Problem description: Without the pictures, set down every line of the data exactly.

Records to process:
★ ★ ★ ★ ★
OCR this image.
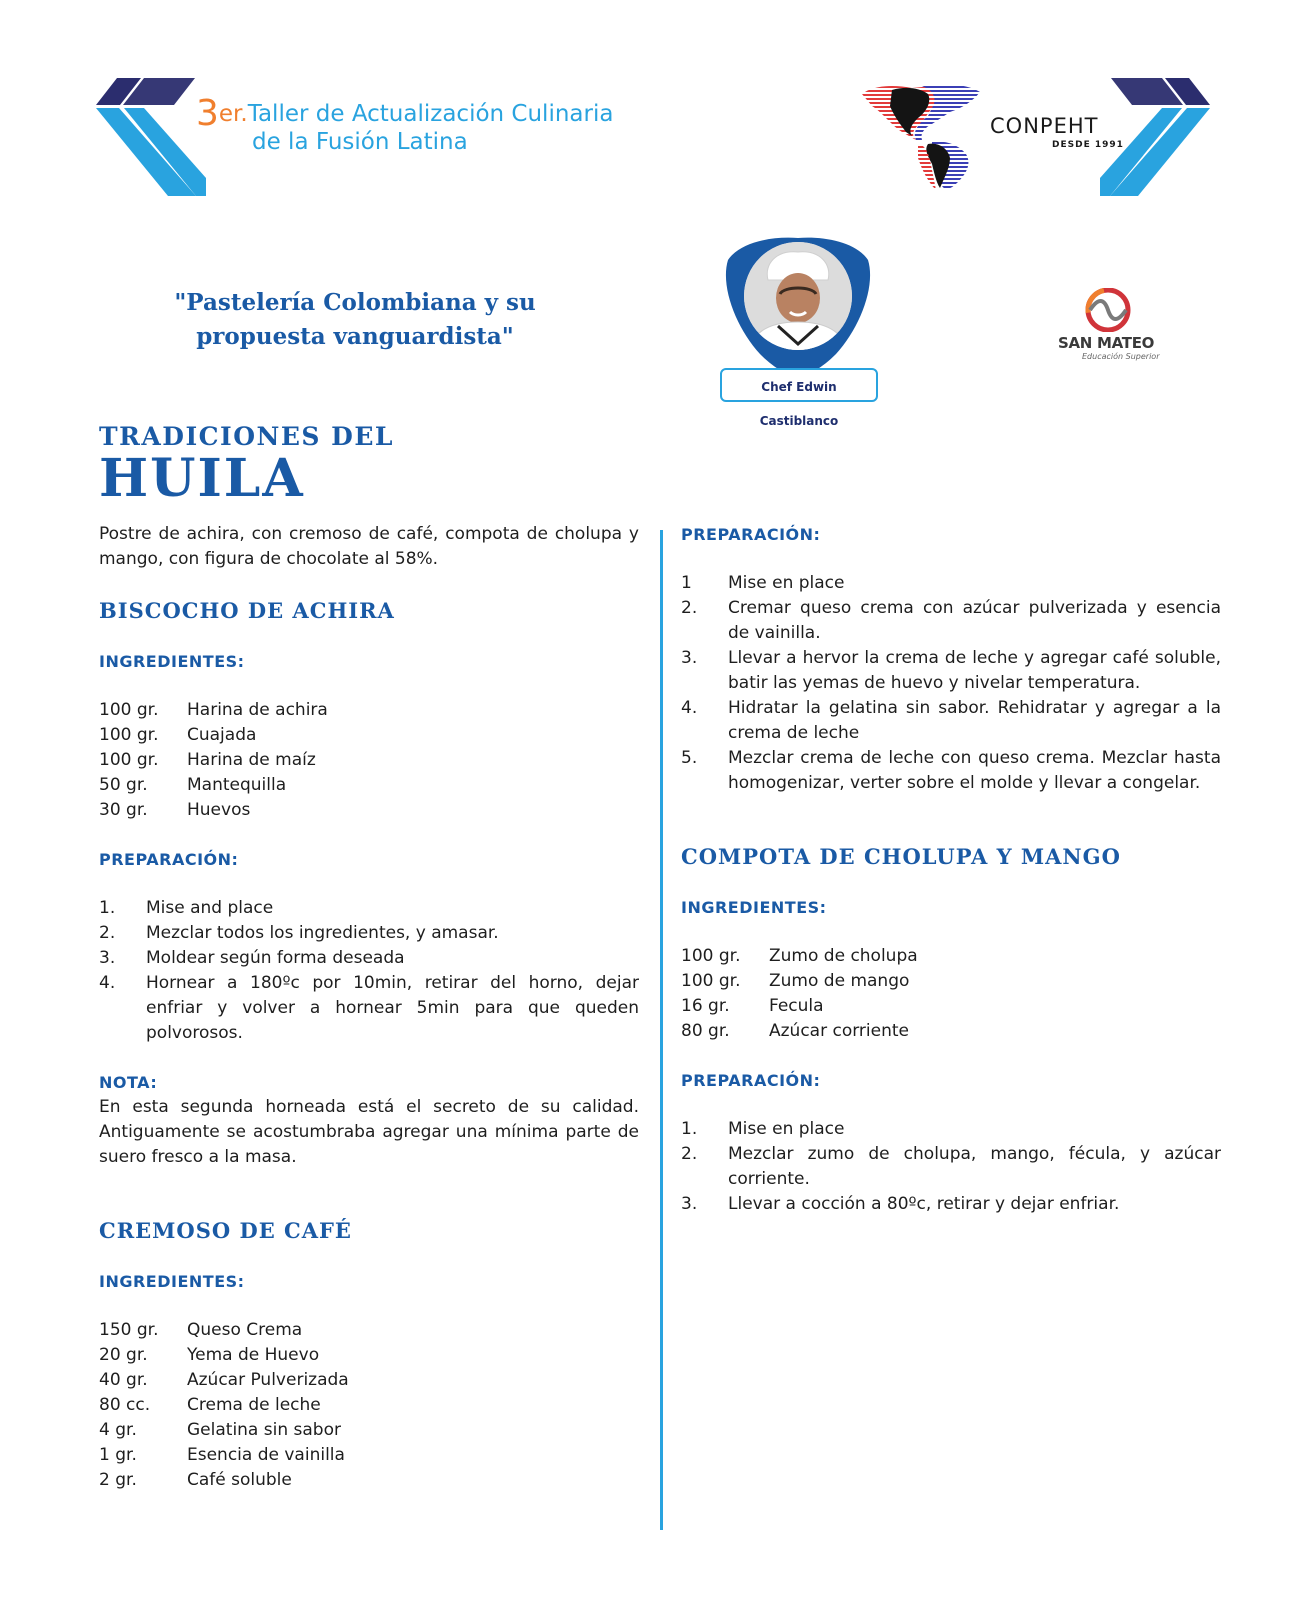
3er.Taller de Actualización Culinaria
de la Fusión Latina
CONPEHT
DESDE 1991
"Pastelería Colombiana y su
propuesta vanguardista"
Chef Edwin Castiblanco
SAN MATEO
Educación Superior
TRADICIONES DEL
HUILA
Postre de achira, con cremoso de café, compota de cholupa y mango, con figura de chocolate al 58%.
BISCOCHO DE ACHIRA
INGREDIENTES:
100 gr.	Harina de achira
100 gr.	Cuajada
100 gr.	Harina de maíz
50 gr.	Mantequilla
30 gr.	Huevos
PREPARACIÓN:
1.	Mise and place
2.	Mezclar todos los ingredientes, y amasar.
3.	Moldear según forma deseada
4.	Hornear a 180ºc por 10min, retirar del horno, dejar enfriar y volver a hornear 5min para que queden polvorosos.
NOTA:
En esta segunda horneada está el secreto de su calidad. Antiguamente se acostumbraba agregar una mínima parte de suero fresco a la masa.
CREMOSO DE CAFÉ
INGREDIENTES:
150 gr.	Queso Crema
20 gr.	Yema de Huevo
40 gr.	Azúcar Pulverizada
80 cc.	Crema de leche
4 gr.	Gelatina sin sabor
1 gr.	Esencia de vainilla
2 gr.	Café soluble
PREPARACIÓN:
1	Mise en place
2.	Cremar queso crema con azúcar pulverizada y esencia de vainilla.
3.	Llevar a hervor la crema de leche y agregar café soluble, batir las yemas de huevo y nivelar temperatura.
4.	Hidratar la gelatina sin sabor. Rehidratar y agregar a la crema de leche
5.	Mezclar crema de leche con queso crema. Mezclar hasta homogenizar, verter sobre el molde y llevar a congelar.
COMPOTA DE CHOLUPA Y MANGO
INGREDIENTES:
100 gr.	Zumo de cholupa
100 gr.	Zumo de mango
16 gr.	Fecula
80 gr.	Azúcar corriente
PREPARACIÓN:
1.	Mise en place
2.	Mezclar zumo de cholupa, mango, fécula, y azúcar corriente.
3.	Llevar a cocción a 80ºc, retirar y dejar enfriar.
★ ★ ★ ★ ★
Response to the task:
OCR this image.
3er.Taller de Actualización Culinaria
de la Fusión Latina
CONPEHT
DESDE 1991
"Pastelería Colombiana y su
propuesta vanguardista"
Chef Edwin Castiblanco
SAN MATEO
Educación Superior
TRADICIONES DEL
HUILA
Postre de achira, con cremoso de café, compota de cholupa y mango, con figura de chocolate al 58%.
BISCOCHO DE ACHIRA
INGREDIENTES:
100 gr.	Harina de achira
100 gr.	Cuajada
100 gr.	Harina de maíz
50 gr.	Mantequilla
30 gr.	Huevos
PREPARACIÓN:
1.	Mise and place
2.	Mezclar todos los ingredientes, y amasar.
3.	Moldear según forma deseada
4.	Hornear a 180ºc por 10min, retirar del horno, dejar enfriar y volver a hornear 5min para que queden polvorosos.
NOTA:
En esta segunda horneada está el secreto de su calidad. Antiguamente se acostumbraba agregar una mínima parte de suero fresco a la masa.
CREMOSO DE CAFÉ
INGREDIENTES:
150 gr.	Queso Crema
20 gr.	Yema de Huevo
40 gr.	Azúcar Pulverizada
80 cc.	Crema de leche
4 gr.	Gelatina sin sabor
1 gr.	Esencia de vainilla
2 gr.	Café soluble
PREPARACIÓN:
1	Mise en place
2.	Cremar queso crema con azúcar pulverizada y esencia de vainilla.
3.	Llevar a hervor la crema de leche y agregar café soluble, batir las yemas de huevo y nivelar temperatura.
4.	Hidratar la gelatina sin sabor. Rehidratar y agregar a la crema de leche
5.	Mezclar crema de leche con queso crema. Mezclar hasta homogenizar, verter sobre el molde y llevar a congelar.
COMPOTA DE CHOLUPA Y MANGO
INGREDIENTES:
100 gr.	Zumo de cholupa
100 gr.	Zumo de mango
16 gr.	Fecula
80 gr.	Azúcar corriente
PREPARACIÓN:
1.	Mise en place
2.	Mezclar zumo de cholupa, mango, fécula, y azúcar corriente.
3.	Llevar a cocción a 80ºc, retirar y dejar enfriar.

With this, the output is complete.